For the data below, work out how many lines contain the word "text" and supply only that number.

>> START SOURCE RECORDS

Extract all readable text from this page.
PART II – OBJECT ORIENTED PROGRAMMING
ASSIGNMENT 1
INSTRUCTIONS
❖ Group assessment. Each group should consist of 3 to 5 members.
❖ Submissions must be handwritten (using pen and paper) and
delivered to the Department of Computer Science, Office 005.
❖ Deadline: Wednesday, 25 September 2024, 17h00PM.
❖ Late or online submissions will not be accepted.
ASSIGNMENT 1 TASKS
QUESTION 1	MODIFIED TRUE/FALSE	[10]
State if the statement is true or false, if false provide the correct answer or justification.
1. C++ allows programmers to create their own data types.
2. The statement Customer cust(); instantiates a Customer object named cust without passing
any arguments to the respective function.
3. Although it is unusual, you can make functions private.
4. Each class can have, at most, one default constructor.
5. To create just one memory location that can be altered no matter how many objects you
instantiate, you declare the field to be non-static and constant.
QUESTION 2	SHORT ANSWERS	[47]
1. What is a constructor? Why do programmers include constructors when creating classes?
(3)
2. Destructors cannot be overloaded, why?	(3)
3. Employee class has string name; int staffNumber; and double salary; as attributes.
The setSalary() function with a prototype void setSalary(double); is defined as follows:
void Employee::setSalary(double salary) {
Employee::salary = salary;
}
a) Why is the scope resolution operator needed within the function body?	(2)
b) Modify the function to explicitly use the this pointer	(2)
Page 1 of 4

>> END SOURCE RECORDS
>> START SOURCE RECORDS

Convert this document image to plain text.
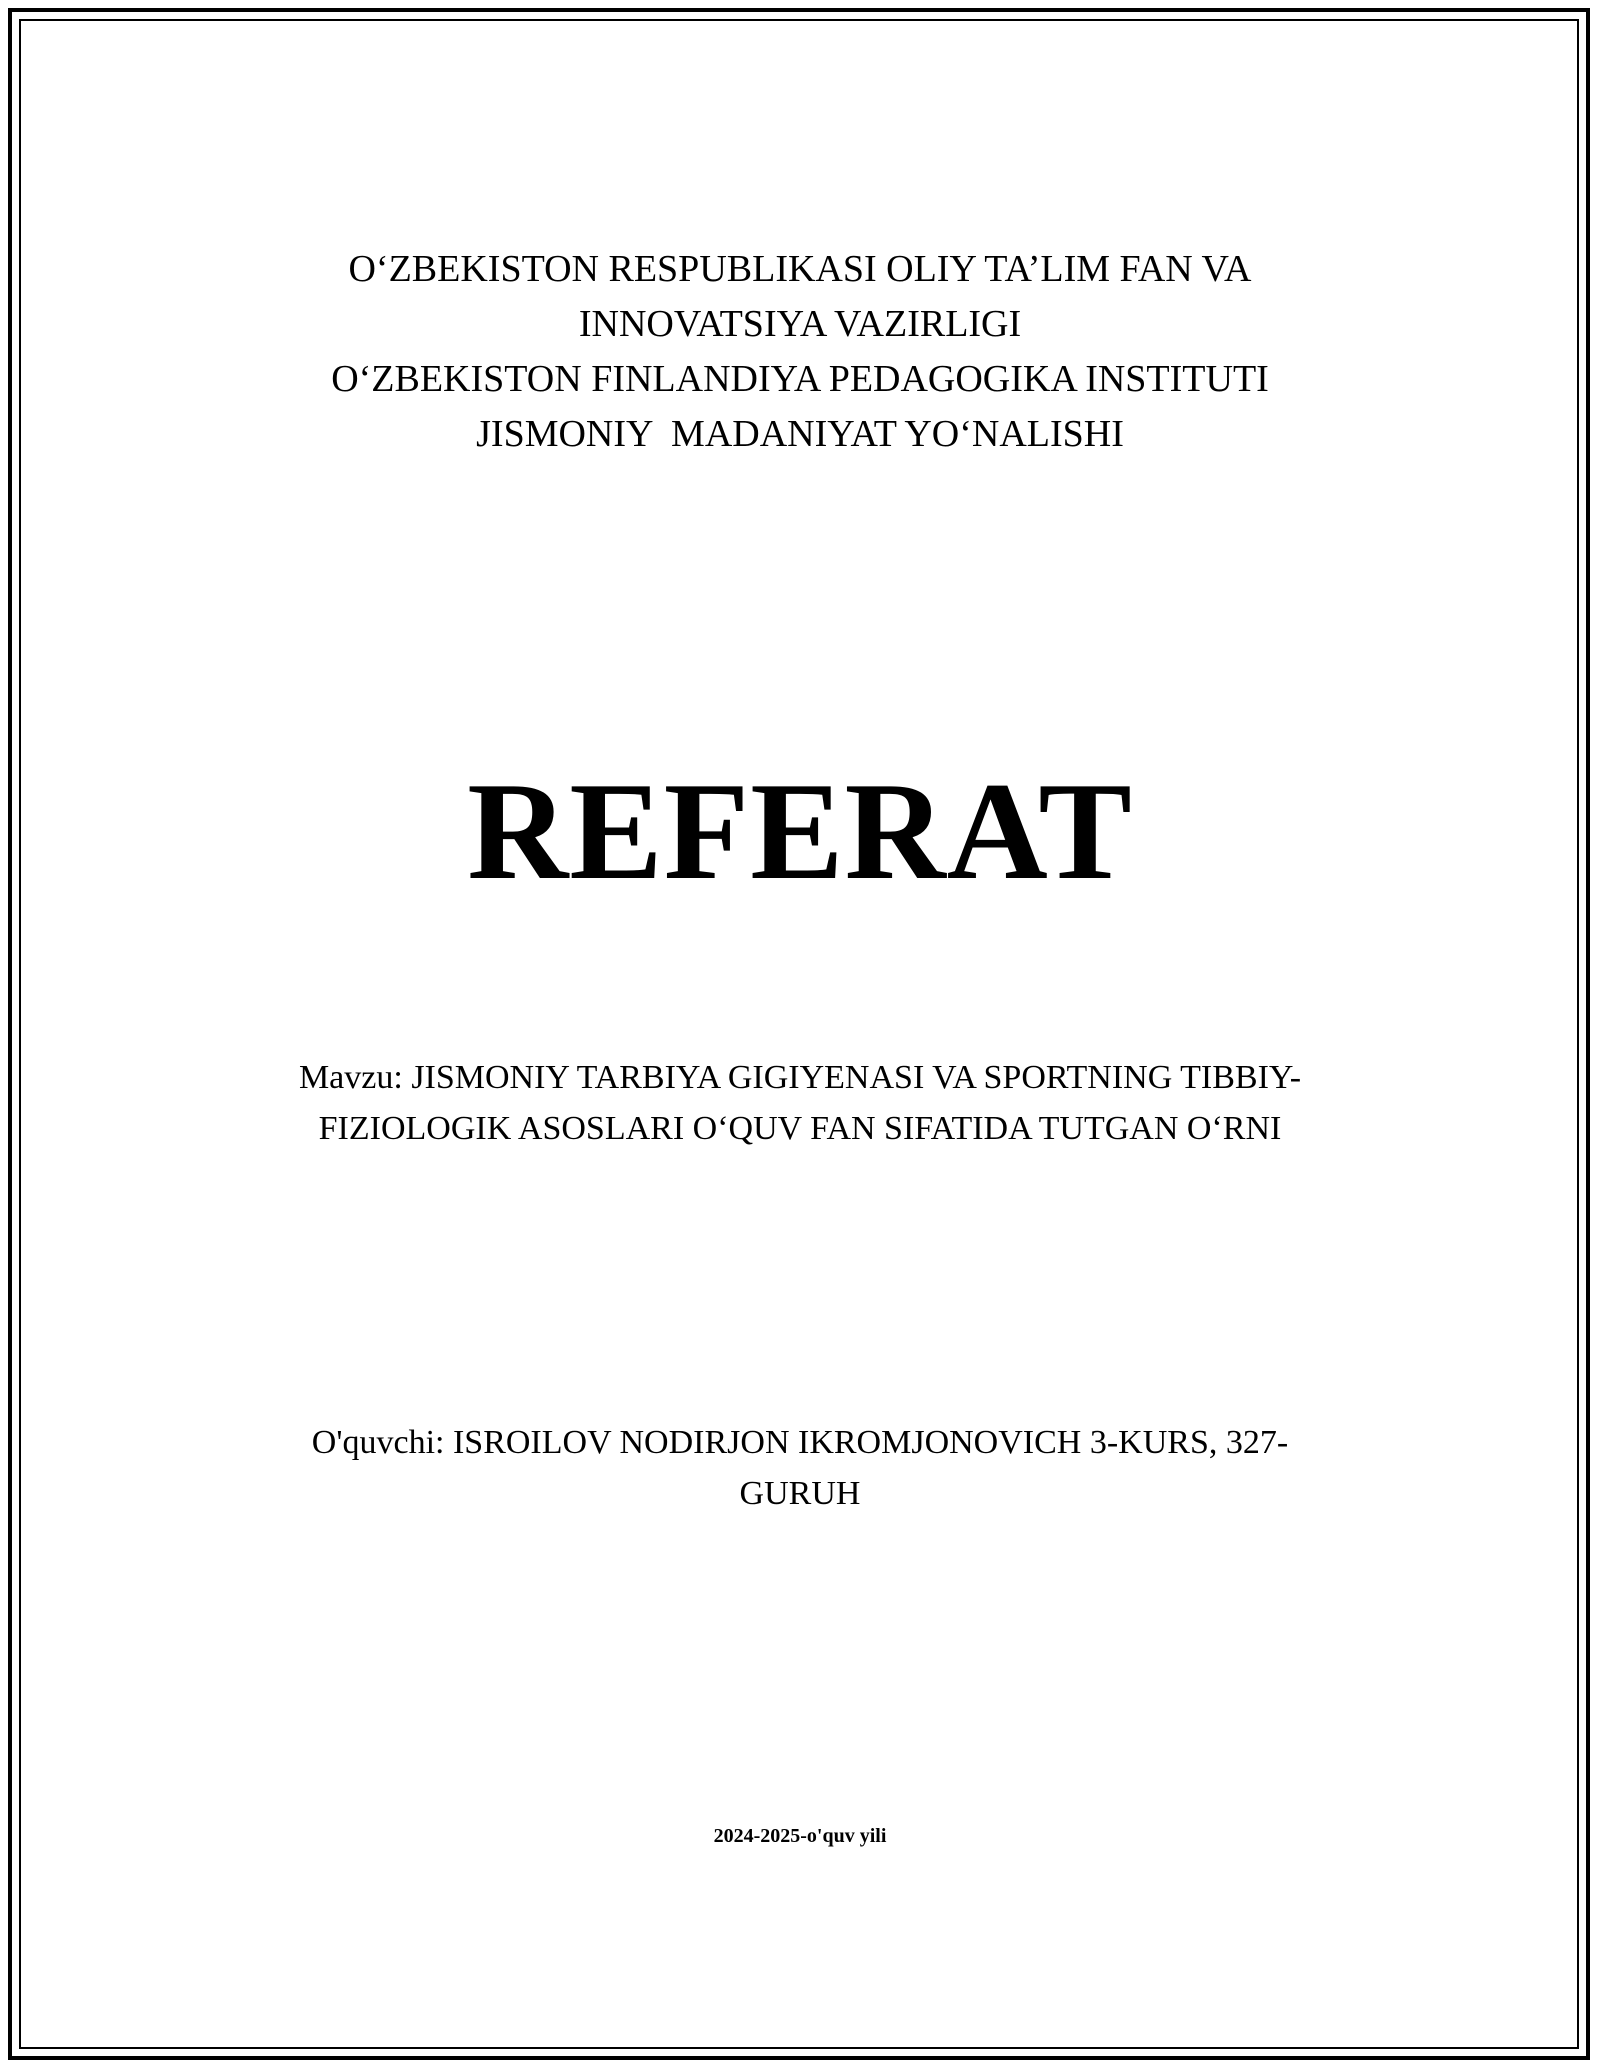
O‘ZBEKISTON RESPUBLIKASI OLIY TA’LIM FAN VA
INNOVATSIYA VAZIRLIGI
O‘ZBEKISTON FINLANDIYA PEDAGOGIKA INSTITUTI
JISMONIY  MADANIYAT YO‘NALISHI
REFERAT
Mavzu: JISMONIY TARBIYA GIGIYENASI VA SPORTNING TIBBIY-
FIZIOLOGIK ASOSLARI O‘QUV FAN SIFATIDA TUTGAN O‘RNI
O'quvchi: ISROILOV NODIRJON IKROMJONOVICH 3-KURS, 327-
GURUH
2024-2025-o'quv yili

>> END SOURCE RECORDS

### WORKED SOLUTION
2